▶ **YOUR GOAL**: Give every line again exactly as it appears, please, but not the pictures.
— Start DATA LINES —
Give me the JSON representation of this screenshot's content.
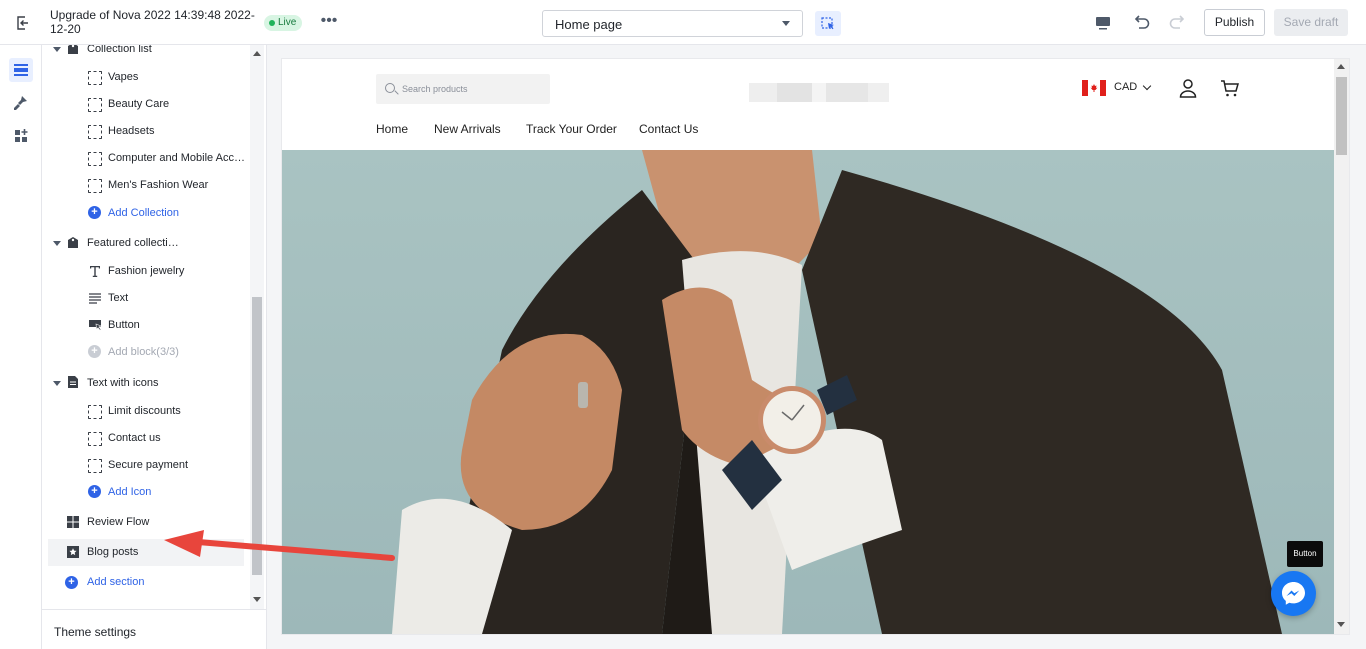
{
  "topbar": {
    "title": "Upgrade of Nova 2022 14:39:48 2022-12-20",
    "live_badge": "Live",
    "more": "•••",
    "page_select": "Home page",
    "publish_label": "Publish",
    "save_draft_label": "Save draft"
  },
  "rail": {
    "items": [
      "sections-icon",
      "theme-brush-icon",
      "apps-icon"
    ],
    "active": "sections-icon"
  },
  "sidebar": {
    "collection_list": {
      "label": "Collection list",
      "blocks": [
        "Vapes",
        "Beauty Care",
        "Headsets",
        "Computer and Mobile Accessories",
        "Men's Fashion Wear"
      ],
      "add_label": "Add Collection"
    },
    "featured_collection": {
      "label": "Featured collection",
      "blocks": [
        "Fashion jewelry",
        "Text",
        "Button"
      ],
      "add_label": "Add block(3/3)"
    },
    "text_with_icons": {
      "label": "Text with icons",
      "blocks": [
        "Limit discounts",
        "Contact us",
        "Secure payment"
      ],
      "add_label": "Add Icon"
    },
    "review_flow": "Review Flow",
    "blog_posts": "Blog posts",
    "add_section": "Add section",
    "theme_settings": "Theme settings"
  },
  "preview": {
    "search_placeholder": "Search products",
    "currency": "CAD",
    "nav": [
      "Home",
      "New Arrivals",
      "Track Your Order",
      "Contact Us"
    ],
    "tooltip": "Button"
  },
  "colors": {
    "accent": "#2f63e6",
    "live_green": "#20b35b",
    "annotation_arrow": "#e8453c",
    "messenger": "#1877f2"
  }
}
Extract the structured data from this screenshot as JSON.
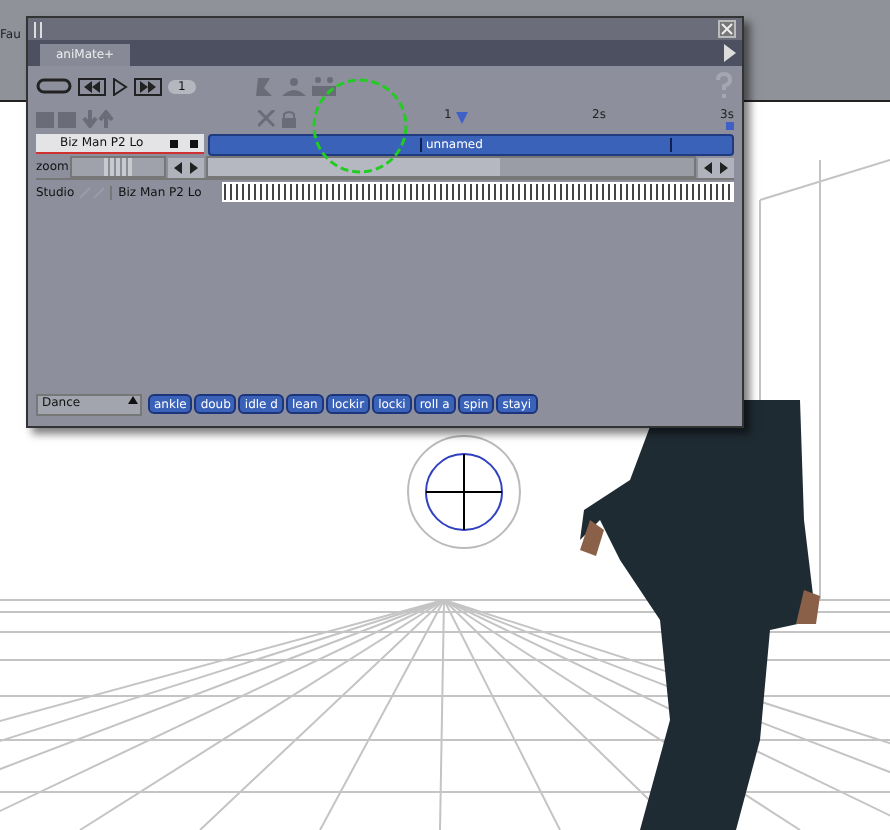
{
  "background_menu": {
    "label": "Fau"
  },
  "palette": {
    "tab": {
      "label": "aniMate+",
      "selected": true
    },
    "frame_field": {
      "value": "1"
    },
    "ruler": {
      "marks": [
        "1",
        "2s",
        "3s"
      ]
    },
    "track": {
      "name": "Biz Man P2 Lo",
      "clips": [
        "unnamed"
      ]
    },
    "zoom": {
      "label": "zoom",
      "level": 0.5
    },
    "studio": {
      "label": "Studio",
      "figure": "Biz Man P2 Lo"
    },
    "library": {
      "category": "Dance",
      "clips": [
        "ankle",
        "doub",
        "idle d",
        "lean",
        "lockir",
        "locki",
        "roll a",
        "spin",
        "stayi"
      ]
    }
  }
}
— End DATA LINES —
▶ **THE REPLY**:
Give me the JSON representation of this screenshot's content.
{
  "topbar": {
    "title": "Upgrade of Nova 2022 14:39:48 2022-12-20",
    "live_badge": "Live",
    "more": "•••",
    "page_select": "Home page",
    "publish_label": "Publish",
    "save_draft_label": "Save draft"
  },
  "rail": {
    "items": [
      "sections-icon",
      "theme-brush-icon",
      "apps-icon"
    ],
    "active": "sections-icon"
  },
  "sidebar": {
    "collection_list": {
      "label": "Collection list",
      "blocks": [
        "Vapes",
        "Beauty Care",
        "Headsets",
        "Computer and Mobile Accessories",
        "Men's Fashion Wear"
      ],
      "add_label": "Add Collection"
    },
    "featured_collection": {
      "label": "Featured collection",
      "blocks": [
        "Fashion jewelry",
        "Text",
        "Button"
      ],
      "add_label": "Add block(3/3)"
    },
    "text_with_icons": {
      "label": "Text with icons",
      "blocks": [
        "Limit discounts",
        "Contact us",
        "Secure payment"
      ],
      "add_label": "Add Icon"
    },
    "review_flow": "Review Flow",
    "blog_posts": "Blog posts",
    "add_section": "Add section",
    "theme_settings": "Theme settings"
  },
  "preview": {
    "search_placeholder": "Search products",
    "currency": "CAD",
    "nav": [
      "Home",
      "New Arrivals",
      "Track Your Order",
      "Contact Us"
    ],
    "tooltip": "Button"
  },
  "colors": {
    "accent": "#2f63e6",
    "live_green": "#20b35b",
    "annotation_arrow": "#e8453c",
    "messenger": "#1877f2"
  }
}
Extract the structured data from this screenshot as JSON.
{
  "background_menu": {
    "label": "Fau"
  },
  "palette": {
    "tab": {
      "label": "aniMate+",
      "selected": true
    },
    "frame_field": {
      "value": "1"
    },
    "ruler": {
      "marks": [
        "1",
        "2s",
        "3s"
      ]
    },
    "track": {
      "name": "Biz Man P2 Lo",
      "clips": [
        "unnamed"
      ]
    },
    "zoom": {
      "label": "zoom",
      "level": 0.5
    },
    "studio": {
      "label": "Studio",
      "figure": "Biz Man P2 Lo"
    },
    "library": {
      "category": "Dance",
      "clips": [
        "ankle",
        "doub",
        "idle d",
        "lean",
        "lockir",
        "locki",
        "roll a",
        "spin",
        "stayi"
      ]
    }
  }
}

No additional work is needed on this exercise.